Exercise details:
Print the records below word for word, but leave out the pictures.

Stored rows:
────────────────────────────────────────
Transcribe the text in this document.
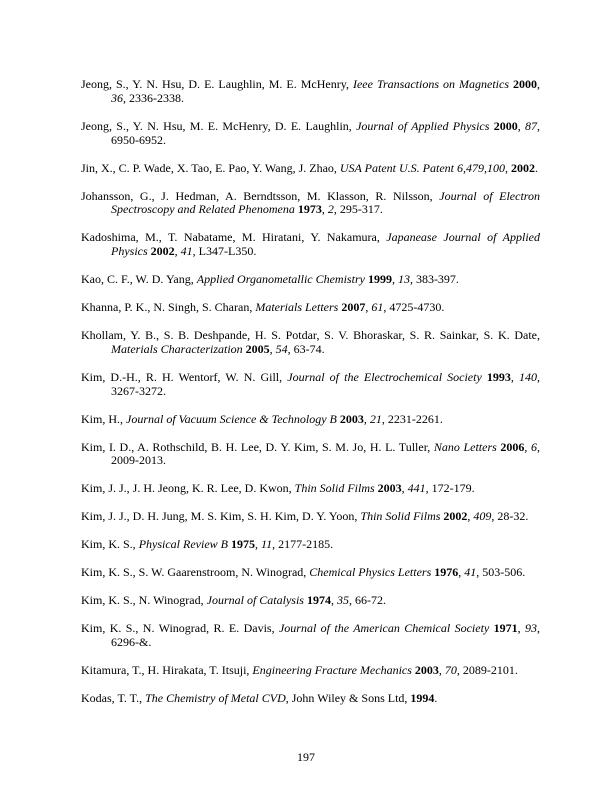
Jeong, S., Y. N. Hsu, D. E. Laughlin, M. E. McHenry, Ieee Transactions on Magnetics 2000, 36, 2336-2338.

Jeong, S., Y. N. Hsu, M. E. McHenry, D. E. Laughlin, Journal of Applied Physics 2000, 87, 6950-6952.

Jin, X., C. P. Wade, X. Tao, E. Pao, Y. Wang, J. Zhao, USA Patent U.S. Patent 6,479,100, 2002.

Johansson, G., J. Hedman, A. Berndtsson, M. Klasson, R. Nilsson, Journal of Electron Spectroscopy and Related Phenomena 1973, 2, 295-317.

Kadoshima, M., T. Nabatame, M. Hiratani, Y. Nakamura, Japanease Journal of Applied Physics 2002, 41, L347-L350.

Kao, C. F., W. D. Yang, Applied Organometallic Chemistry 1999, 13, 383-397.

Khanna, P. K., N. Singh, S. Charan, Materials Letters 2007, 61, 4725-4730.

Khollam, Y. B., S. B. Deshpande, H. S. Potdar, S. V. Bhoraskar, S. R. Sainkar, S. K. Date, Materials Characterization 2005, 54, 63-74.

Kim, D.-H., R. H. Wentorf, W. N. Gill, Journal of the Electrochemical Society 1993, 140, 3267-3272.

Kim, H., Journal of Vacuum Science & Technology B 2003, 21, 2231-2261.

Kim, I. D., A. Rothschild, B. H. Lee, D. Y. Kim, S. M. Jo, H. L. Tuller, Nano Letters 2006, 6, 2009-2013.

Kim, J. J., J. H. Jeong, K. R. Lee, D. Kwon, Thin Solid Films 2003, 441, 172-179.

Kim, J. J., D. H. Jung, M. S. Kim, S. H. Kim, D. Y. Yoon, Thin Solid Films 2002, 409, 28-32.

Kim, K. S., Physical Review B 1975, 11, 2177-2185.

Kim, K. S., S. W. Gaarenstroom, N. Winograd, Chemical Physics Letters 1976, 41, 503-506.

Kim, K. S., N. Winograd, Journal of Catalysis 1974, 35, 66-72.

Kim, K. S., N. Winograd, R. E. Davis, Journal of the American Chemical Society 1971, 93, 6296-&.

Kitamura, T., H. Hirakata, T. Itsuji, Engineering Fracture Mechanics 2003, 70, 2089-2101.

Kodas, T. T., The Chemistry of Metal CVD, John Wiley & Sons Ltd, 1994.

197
────────────────────────────────────────
Exercise output:
Transcribe the text in this document.
Jeong, S., Y. N. Hsu, D. E. Laughlin, M. E. McHenry, Ieee Transactions on Magnetics 2000, 36, 2336-2338.

Jeong, S., Y. N. Hsu, M. E. McHenry, D. E. Laughlin, Journal of Applied Physics 2000, 87, 6950-6952.

Jin, X., C. P. Wade, X. Tao, E. Pao, Y. Wang, J. Zhao, USA Patent U.S. Patent 6,479,100, 2002.

Johansson, G., J. Hedman, A. Berndtsson, M. Klasson, R. Nilsson, Journal of Electron Spectroscopy and Related Phenomena 1973, 2, 295-317.

Kadoshima, M., T. Nabatame, M. Hiratani, Y. Nakamura, Japanease Journal of Applied Physics 2002, 41, L347-L350.

Kao, C. F., W. D. Yang, Applied Organometallic Chemistry 1999, 13, 383-397.

Khanna, P. K., N. Singh, S. Charan, Materials Letters 2007, 61, 4725-4730.

Khollam, Y. B., S. B. Deshpande, H. S. Potdar, S. V. Bhoraskar, S. R. Sainkar, S. K. Date, Materials Characterization 2005, 54, 63-74.

Kim, D.-H., R. H. Wentorf, W. N. Gill, Journal of the Electrochemical Society 1993, 140, 3267-3272.

Kim, H., Journal of Vacuum Science & Technology B 2003, 21, 2231-2261.

Kim, I. D., A. Rothschild, B. H. Lee, D. Y. Kim, S. M. Jo, H. L. Tuller, Nano Letters 2006, 6, 2009-2013.

Kim, J. J., J. H. Jeong, K. R. Lee, D. Kwon, Thin Solid Films 2003, 441, 172-179.

Kim, J. J., D. H. Jung, M. S. Kim, S. H. Kim, D. Y. Yoon, Thin Solid Films 2002, 409, 28-32.

Kim, K. S., Physical Review B 1975, 11, 2177-2185.

Kim, K. S., S. W. Gaarenstroom, N. Winograd, Chemical Physics Letters 1976, 41, 503-506.

Kim, K. S., N. Winograd, Journal of Catalysis 1974, 35, 66-72.

Kim, K. S., N. Winograd, R. E. Davis, Journal of the American Chemical Society 1971, 93, 6296-&.

Kitamura, T., H. Hirakata, T. Itsuji, Engineering Fracture Mechanics 2003, 70, 2089-2101.

Kodas, T. T., The Chemistry of Metal CVD, John Wiley & Sons Ltd, 1994.

197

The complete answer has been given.